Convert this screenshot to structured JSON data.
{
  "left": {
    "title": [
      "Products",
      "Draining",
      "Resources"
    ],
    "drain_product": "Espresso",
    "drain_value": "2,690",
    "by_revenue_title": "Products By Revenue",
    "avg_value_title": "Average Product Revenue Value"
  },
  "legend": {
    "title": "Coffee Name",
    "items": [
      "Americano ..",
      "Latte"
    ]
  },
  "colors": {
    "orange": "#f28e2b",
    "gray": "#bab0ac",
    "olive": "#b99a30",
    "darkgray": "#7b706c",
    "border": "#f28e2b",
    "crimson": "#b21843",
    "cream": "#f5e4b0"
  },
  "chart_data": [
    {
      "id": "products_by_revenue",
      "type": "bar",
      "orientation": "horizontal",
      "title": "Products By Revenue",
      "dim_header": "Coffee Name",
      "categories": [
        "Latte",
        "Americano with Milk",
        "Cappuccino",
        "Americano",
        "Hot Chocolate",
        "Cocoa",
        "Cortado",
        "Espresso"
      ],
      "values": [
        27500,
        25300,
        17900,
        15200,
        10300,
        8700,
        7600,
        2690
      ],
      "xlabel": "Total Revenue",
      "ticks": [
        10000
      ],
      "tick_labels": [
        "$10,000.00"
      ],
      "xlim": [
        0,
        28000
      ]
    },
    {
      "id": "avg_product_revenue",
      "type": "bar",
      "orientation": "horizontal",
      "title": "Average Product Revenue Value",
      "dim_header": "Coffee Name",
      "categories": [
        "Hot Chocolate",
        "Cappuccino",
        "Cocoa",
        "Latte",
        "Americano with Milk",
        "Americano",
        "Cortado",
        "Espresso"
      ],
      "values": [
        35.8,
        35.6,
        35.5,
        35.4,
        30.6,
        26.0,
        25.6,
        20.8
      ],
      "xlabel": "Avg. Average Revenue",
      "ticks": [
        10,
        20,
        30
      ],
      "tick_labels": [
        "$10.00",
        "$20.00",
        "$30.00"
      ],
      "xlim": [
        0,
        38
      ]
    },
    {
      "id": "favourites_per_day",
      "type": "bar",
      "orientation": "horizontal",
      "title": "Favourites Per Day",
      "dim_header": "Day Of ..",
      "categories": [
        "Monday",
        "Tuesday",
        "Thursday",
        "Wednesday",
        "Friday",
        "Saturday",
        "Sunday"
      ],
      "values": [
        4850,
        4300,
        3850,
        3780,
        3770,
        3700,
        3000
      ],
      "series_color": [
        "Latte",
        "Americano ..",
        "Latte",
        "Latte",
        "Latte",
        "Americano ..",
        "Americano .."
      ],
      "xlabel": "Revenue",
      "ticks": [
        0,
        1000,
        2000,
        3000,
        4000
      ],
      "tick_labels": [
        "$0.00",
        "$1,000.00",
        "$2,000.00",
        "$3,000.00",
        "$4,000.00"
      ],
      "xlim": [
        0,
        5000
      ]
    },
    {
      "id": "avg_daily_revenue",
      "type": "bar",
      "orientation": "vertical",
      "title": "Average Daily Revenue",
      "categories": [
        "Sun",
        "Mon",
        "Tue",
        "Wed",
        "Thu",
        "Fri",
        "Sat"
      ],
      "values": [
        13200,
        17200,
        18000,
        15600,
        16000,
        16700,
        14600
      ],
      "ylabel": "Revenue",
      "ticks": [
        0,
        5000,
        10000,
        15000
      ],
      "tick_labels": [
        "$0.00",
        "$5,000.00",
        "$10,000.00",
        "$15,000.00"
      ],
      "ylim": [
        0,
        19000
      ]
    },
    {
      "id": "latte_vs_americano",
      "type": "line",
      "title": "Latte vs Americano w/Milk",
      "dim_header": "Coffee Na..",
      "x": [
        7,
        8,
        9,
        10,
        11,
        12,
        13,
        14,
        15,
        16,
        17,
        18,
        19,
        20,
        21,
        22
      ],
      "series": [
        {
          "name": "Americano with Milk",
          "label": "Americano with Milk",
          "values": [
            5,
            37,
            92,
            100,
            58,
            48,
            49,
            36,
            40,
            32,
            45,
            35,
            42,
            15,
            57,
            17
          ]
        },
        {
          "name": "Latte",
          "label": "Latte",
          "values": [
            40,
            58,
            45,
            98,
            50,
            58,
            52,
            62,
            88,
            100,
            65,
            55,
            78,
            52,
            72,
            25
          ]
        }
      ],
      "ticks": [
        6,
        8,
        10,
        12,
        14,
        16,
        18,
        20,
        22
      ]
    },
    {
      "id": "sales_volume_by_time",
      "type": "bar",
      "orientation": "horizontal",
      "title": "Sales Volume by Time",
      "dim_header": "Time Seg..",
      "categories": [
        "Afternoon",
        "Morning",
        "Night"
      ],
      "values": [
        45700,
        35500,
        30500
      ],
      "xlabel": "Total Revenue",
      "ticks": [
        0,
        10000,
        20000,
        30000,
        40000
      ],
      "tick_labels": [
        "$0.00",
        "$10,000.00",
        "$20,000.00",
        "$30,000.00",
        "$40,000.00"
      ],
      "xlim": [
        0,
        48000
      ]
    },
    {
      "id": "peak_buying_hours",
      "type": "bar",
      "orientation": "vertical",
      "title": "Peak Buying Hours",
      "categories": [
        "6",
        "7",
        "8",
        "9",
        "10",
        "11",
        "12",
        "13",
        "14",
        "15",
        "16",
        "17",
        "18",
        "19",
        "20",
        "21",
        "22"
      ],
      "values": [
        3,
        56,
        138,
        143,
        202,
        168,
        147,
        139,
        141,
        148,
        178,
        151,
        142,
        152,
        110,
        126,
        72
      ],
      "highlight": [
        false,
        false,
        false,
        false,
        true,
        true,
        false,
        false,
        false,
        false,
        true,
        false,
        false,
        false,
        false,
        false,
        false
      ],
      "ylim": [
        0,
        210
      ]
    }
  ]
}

§ Work to complete
Print the records above in full, exactly.

§ Task result
Convert this screenshot to structured JSON data.
{
  "left": {
    "title": [
      "Products",
      "Draining",
      "Resources"
    ],
    "drain_product": "Espresso",
    "drain_value": "2,690",
    "by_revenue_title": "Products By Revenue",
    "avg_value_title": "Average Product Revenue Value"
  },
  "legend": {
    "title": "Coffee Name",
    "items": [
      "Americano ..",
      "Latte"
    ]
  },
  "colors": {
    "orange": "#f28e2b",
    "gray": "#bab0ac",
    "olive": "#b99a30",
    "darkgray": "#7b706c",
    "border": "#f28e2b",
    "crimson": "#b21843",
    "cream": "#f5e4b0"
  },
  "chart_data": [
    {
      "id": "products_by_revenue",
      "type": "bar",
      "orientation": "horizontal",
      "title": "Products By Revenue",
      "dim_header": "Coffee Name",
      "categories": [
        "Latte",
        "Americano with Milk",
        "Cappuccino",
        "Americano",
        "Hot Chocolate",
        "Cocoa",
        "Cortado",
        "Espresso"
      ],
      "values": [
        27500,
        25300,
        17900,
        15200,
        10300,
        8700,
        7600,
        2690
      ],
      "xlabel": "Total Revenue",
      "ticks": [
        10000
      ],
      "tick_labels": [
        "$10,000.00"
      ],
      "xlim": [
        0,
        28000
      ]
    },
    {
      "id": "avg_product_revenue",
      "type": "bar",
      "orientation": "horizontal",
      "title": "Average Product Revenue Value",
      "dim_header": "Coffee Name",
      "categories": [
        "Hot Chocolate",
        "Cappuccino",
        "Cocoa",
        "Latte",
        "Americano with Milk",
        "Americano",
        "Cortado",
        "Espresso"
      ],
      "values": [
        35.8,
        35.6,
        35.5,
        35.4,
        30.6,
        26.0,
        25.6,
        20.8
      ],
      "xlabel": "Avg. Average Revenue",
      "ticks": [
        10,
        20,
        30
      ],
      "tick_labels": [
        "$10.00",
        "$20.00",
        "$30.00"
      ],
      "xlim": [
        0,
        38
      ]
    },
    {
      "id": "favourites_per_day",
      "type": "bar",
      "orientation": "horizontal",
      "title": "Favourites Per Day",
      "dim_header": "Day Of ..",
      "categories": [
        "Monday",
        "Tuesday",
        "Thursday",
        "Wednesday",
        "Friday",
        "Saturday",
        "Sunday"
      ],
      "values": [
        4850,
        4300,
        3850,
        3780,
        3770,
        3700,
        3000
      ],
      "series_color": [
        "Latte",
        "Americano ..",
        "Latte",
        "Latte",
        "Latte",
        "Americano ..",
        "Americano .."
      ],
      "xlabel": "Revenue",
      "ticks": [
        0,
        1000,
        2000,
        3000,
        4000
      ],
      "tick_labels": [
        "$0.00",
        "$1,000.00",
        "$2,000.00",
        "$3,000.00",
        "$4,000.00"
      ],
      "xlim": [
        0,
        5000
      ]
    },
    {
      "id": "avg_daily_revenue",
      "type": "bar",
      "orientation": "vertical",
      "title": "Average Daily Revenue",
      "categories": [
        "Sun",
        "Mon",
        "Tue",
        "Wed",
        "Thu",
        "Fri",
        "Sat"
      ],
      "values": [
        13200,
        17200,
        18000,
        15600,
        16000,
        16700,
        14600
      ],
      "ylabel": "Revenue",
      "ticks": [
        0,
        5000,
        10000,
        15000
      ],
      "tick_labels": [
        "$0.00",
        "$5,000.00",
        "$10,000.00",
        "$15,000.00"
      ],
      "ylim": [
        0,
        19000
      ]
    },
    {
      "id": "latte_vs_americano",
      "type": "line",
      "title": "Latte vs Americano w/Milk",
      "dim_header": "Coffee Na..",
      "x": [
        7,
        8,
        9,
        10,
        11,
        12,
        13,
        14,
        15,
        16,
        17,
        18,
        19,
        20,
        21,
        22
      ],
      "series": [
        {
          "name": "Americano with Milk",
          "label": "Americano with Milk",
          "values": [
            5,
            37,
            92,
            100,
            58,
            48,
            49,
            36,
            40,
            32,
            45,
            35,
            42,
            15,
            57,
            17
          ]
        },
        {
          "name": "Latte",
          "label": "Latte",
          "values": [
            40,
            58,
            45,
            98,
            50,
            58,
            52,
            62,
            88,
            100,
            65,
            55,
            78,
            52,
            72,
            25
          ]
        }
      ],
      "ticks": [
        6,
        8,
        10,
        12,
        14,
        16,
        18,
        20,
        22
      ]
    },
    {
      "id": "sales_volume_by_time",
      "type": "bar",
      "orientation": "horizontal",
      "title": "Sales Volume by Time",
      "dim_header": "Time Seg..",
      "categories": [
        "Afternoon",
        "Morning",
        "Night"
      ],
      "values": [
        45700,
        35500,
        30500
      ],
      "xlabel": "Total Revenue",
      "ticks": [
        0,
        10000,
        20000,
        30000,
        40000
      ],
      "tick_labels": [
        "$0.00",
        "$10,000.00",
        "$20,000.00",
        "$30,000.00",
        "$40,000.00"
      ],
      "xlim": [
        0,
        48000
      ]
    },
    {
      "id": "peak_buying_hours",
      "type": "bar",
      "orientation": "vertical",
      "title": "Peak Buying Hours",
      "categories": [
        "6",
        "7",
        "8",
        "9",
        "10",
        "11",
        "12",
        "13",
        "14",
        "15",
        "16",
        "17",
        "18",
        "19",
        "20",
        "21",
        "22"
      ],
      "values": [
        3,
        56,
        138,
        143,
        202,
        168,
        147,
        139,
        141,
        148,
        178,
        151,
        142,
        152,
        110,
        126,
        72
      ],
      "highlight": [
        false,
        false,
        false,
        false,
        true,
        true,
        false,
        false,
        false,
        false,
        true,
        false,
        false,
        false,
        false,
        false,
        false
      ],
      "ylim": [
        0,
        210
      ]
    }
  ]
}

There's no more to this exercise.